* AIM
The records below must be transcribed exactly. Do not include the pictures.

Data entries
((

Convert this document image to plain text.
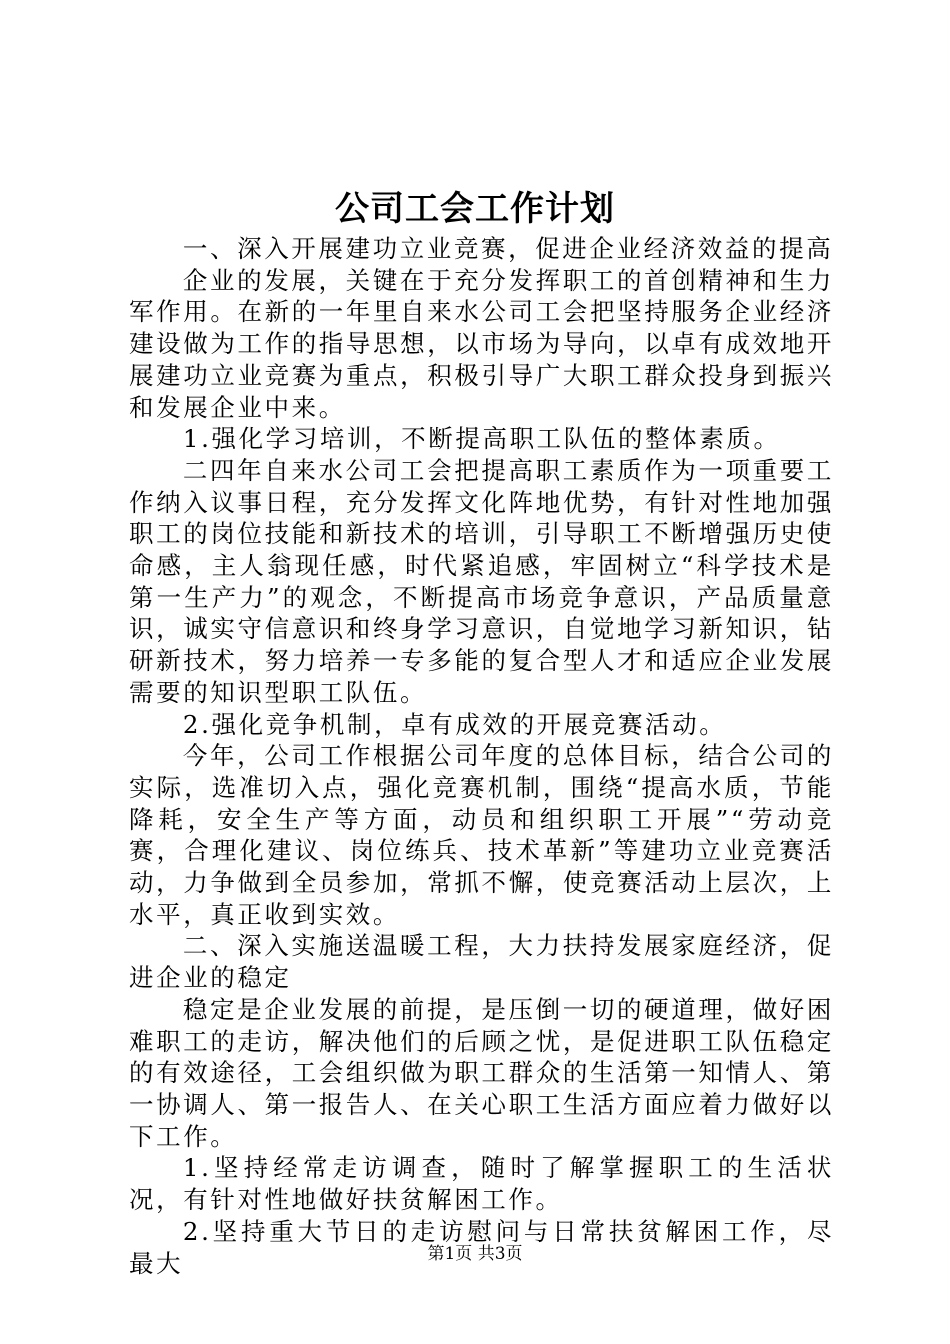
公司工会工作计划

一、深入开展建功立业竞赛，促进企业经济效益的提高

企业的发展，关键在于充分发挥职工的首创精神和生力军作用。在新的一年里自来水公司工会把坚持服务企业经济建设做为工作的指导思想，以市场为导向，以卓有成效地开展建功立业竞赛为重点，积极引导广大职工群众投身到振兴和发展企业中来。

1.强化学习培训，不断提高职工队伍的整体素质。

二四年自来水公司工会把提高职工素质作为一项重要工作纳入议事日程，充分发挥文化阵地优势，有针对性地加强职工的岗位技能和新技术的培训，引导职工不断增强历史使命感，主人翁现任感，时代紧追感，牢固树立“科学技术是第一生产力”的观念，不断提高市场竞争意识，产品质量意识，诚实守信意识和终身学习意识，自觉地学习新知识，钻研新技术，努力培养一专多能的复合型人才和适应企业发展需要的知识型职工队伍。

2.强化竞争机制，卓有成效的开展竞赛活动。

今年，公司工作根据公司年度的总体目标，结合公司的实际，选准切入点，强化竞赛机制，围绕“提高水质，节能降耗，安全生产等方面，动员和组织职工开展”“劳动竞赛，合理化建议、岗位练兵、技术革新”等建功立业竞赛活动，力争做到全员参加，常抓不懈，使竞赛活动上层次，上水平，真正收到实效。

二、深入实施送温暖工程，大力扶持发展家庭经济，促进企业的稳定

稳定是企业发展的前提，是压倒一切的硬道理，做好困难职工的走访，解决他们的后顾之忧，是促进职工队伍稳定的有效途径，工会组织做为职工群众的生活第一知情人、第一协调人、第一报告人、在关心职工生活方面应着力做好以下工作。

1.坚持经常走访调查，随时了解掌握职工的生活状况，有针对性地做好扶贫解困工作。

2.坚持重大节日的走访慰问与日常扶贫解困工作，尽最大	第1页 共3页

))

* FINISHED EXERCISE
Convert this document image to plain text.
公司工会工作计划

一、深入开展建功立业竞赛，促进企业经济效益的提高

企业的发展，关键在于充分发挥职工的首创精神和生力军作用。在新的一年里自来水公司工会把坚持服务企业经济建设做为工作的指导思想，以市场为导向，以卓有成效地开展建功立业竞赛为重点，积极引导广大职工群众投身到振兴和发展企业中来。

1.强化学习培训，不断提高职工队伍的整体素质。

二四年自来水公司工会把提高职工素质作为一项重要工作纳入议事日程，充分发挥文化阵地优势，有针对性地加强职工的岗位技能和新技术的培训，引导职工不断增强历史使命感，主人翁现任感，时代紧追感，牢固树立“科学技术是第一生产力”的观念，不断提高市场竞争意识，产品质量意识，诚实守信意识和终身学习意识，自觉地学习新知识，钻研新技术，努力培养一专多能的复合型人才和适应企业发展需要的知识型职工队伍。

2.强化竞争机制，卓有成效的开展竞赛活动。

今年，公司工作根据公司年度的总体目标，结合公司的实际，选准切入点，强化竞赛机制，围绕“提高水质，节能降耗，安全生产等方面，动员和组织职工开展”“劳动竞赛，合理化建议、岗位练兵、技术革新”等建功立业竞赛活动，力争做到全员参加，常抓不懈，使竞赛活动上层次，上水平，真正收到实效。

二、深入实施送温暖工程，大力扶持发展家庭经济，促进企业的稳定

稳定是企业发展的前提，是压倒一切的硬道理，做好困难职工的走访，解决他们的后顾之忧，是促进职工队伍稳定的有效途径，工会组织做为职工群众的生活第一知情人、第一协调人、第一报告人、在关心职工生活方面应着力做好以下工作。

1.坚持经常走访调查，随时了解掌握职工的生活状况，有针对性地做好扶贫解困工作。

2.坚持重大节日的走访慰问与日常扶贫解困工作，尽最大	第1页 共3页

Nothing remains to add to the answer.